Check each line of the data for "không" and select those that have it.

##### INFORMATION SUPPLIED #####

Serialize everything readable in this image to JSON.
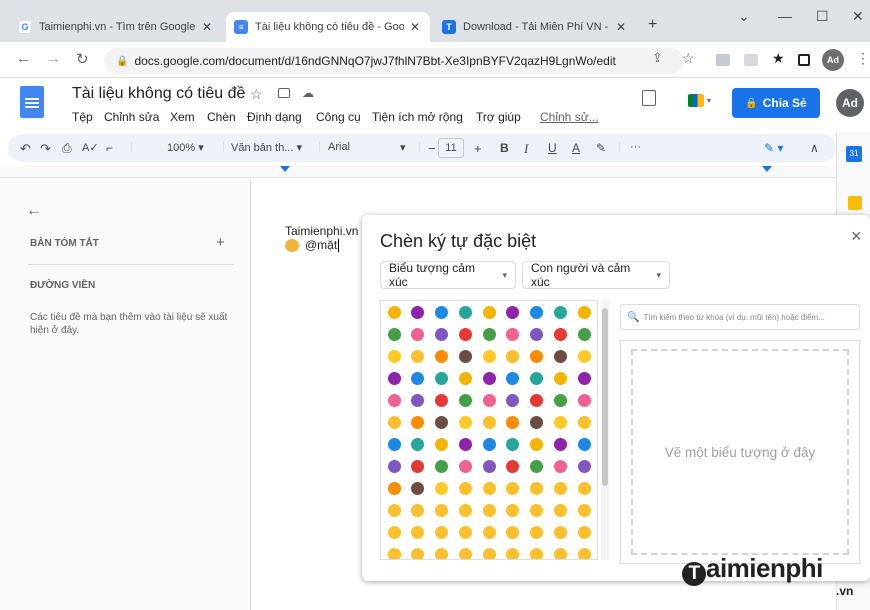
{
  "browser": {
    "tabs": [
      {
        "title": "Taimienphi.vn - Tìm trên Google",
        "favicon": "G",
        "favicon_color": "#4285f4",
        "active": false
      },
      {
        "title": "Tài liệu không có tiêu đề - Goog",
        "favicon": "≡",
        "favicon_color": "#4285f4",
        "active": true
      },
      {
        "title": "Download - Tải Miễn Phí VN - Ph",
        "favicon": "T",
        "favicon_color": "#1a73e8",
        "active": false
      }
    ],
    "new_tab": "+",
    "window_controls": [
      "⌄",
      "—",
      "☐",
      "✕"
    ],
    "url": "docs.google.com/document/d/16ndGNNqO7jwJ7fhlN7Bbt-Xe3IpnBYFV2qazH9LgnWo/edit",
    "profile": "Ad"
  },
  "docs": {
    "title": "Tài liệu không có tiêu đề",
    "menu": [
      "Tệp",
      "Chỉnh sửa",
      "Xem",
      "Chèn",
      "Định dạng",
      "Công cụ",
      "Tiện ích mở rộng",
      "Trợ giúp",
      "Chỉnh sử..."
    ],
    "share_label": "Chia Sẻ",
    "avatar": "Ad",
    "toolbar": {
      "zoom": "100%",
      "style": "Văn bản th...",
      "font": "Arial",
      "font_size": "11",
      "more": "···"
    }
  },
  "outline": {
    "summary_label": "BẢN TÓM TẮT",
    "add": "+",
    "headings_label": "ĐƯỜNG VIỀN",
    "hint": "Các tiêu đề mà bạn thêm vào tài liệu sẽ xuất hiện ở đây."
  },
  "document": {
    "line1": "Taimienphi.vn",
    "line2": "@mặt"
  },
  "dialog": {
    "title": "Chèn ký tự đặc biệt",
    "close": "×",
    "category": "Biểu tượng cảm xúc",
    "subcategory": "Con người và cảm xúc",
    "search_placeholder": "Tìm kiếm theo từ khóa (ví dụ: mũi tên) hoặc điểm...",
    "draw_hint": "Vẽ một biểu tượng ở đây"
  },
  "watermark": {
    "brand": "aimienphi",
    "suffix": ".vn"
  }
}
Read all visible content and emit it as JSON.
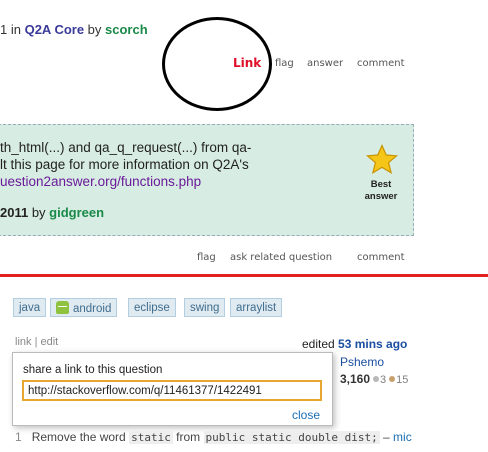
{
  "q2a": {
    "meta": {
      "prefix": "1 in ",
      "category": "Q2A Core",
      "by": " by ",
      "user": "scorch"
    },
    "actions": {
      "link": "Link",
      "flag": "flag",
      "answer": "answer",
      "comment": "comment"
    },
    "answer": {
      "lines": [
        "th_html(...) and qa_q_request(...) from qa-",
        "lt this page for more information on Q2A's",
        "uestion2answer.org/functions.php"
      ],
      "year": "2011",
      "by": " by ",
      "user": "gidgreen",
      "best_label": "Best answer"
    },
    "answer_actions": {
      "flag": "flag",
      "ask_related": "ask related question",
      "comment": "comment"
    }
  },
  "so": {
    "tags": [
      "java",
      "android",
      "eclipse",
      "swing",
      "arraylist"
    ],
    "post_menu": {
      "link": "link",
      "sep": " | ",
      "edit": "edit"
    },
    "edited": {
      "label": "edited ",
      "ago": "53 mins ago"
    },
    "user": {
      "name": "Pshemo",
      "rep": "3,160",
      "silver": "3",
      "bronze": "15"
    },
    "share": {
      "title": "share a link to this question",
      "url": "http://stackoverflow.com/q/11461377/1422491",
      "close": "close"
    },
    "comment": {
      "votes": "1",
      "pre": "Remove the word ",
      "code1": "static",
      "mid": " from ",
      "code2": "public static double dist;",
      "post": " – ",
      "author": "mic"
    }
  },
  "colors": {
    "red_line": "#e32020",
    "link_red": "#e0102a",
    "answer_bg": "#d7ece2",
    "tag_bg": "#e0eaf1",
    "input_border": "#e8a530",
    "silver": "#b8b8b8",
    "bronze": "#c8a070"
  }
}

#####
##### INFORMATION SUPPLIED #####

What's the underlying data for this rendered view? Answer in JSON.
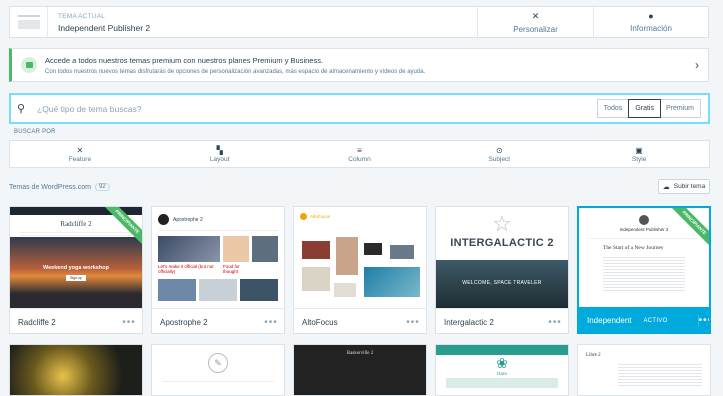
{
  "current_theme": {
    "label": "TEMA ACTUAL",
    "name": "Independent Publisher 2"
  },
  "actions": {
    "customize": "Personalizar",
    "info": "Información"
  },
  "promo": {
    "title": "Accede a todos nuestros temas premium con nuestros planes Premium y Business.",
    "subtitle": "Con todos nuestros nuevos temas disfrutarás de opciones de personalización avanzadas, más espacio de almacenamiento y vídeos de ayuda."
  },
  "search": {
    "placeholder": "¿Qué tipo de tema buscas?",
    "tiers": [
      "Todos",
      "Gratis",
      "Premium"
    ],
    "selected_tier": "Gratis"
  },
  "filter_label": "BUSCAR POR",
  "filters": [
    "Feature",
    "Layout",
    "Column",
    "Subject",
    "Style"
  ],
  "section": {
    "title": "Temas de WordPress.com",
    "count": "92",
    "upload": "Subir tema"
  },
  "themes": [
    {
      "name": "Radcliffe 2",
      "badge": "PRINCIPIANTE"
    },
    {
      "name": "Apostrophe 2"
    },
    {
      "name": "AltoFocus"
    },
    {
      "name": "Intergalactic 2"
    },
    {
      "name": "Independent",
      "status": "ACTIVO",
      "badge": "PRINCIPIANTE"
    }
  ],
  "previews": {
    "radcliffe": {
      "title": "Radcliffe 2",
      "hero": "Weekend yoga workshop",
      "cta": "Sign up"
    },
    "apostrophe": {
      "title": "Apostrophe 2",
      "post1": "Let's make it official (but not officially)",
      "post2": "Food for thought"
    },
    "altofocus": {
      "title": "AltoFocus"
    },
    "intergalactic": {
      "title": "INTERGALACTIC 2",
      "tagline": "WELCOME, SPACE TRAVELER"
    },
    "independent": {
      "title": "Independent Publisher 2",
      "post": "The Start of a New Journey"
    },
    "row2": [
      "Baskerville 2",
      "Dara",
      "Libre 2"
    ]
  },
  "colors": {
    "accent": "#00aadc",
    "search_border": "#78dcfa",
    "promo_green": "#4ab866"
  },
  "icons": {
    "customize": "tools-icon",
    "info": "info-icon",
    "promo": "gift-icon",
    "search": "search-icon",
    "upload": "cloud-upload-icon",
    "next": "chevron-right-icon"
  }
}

#####

== ANSWER FOR THIS EXERCISE ==
        "title": "Tài liệu không có tiêu đề - Goog",
    "title": "Tài liệu không có tiêu đề",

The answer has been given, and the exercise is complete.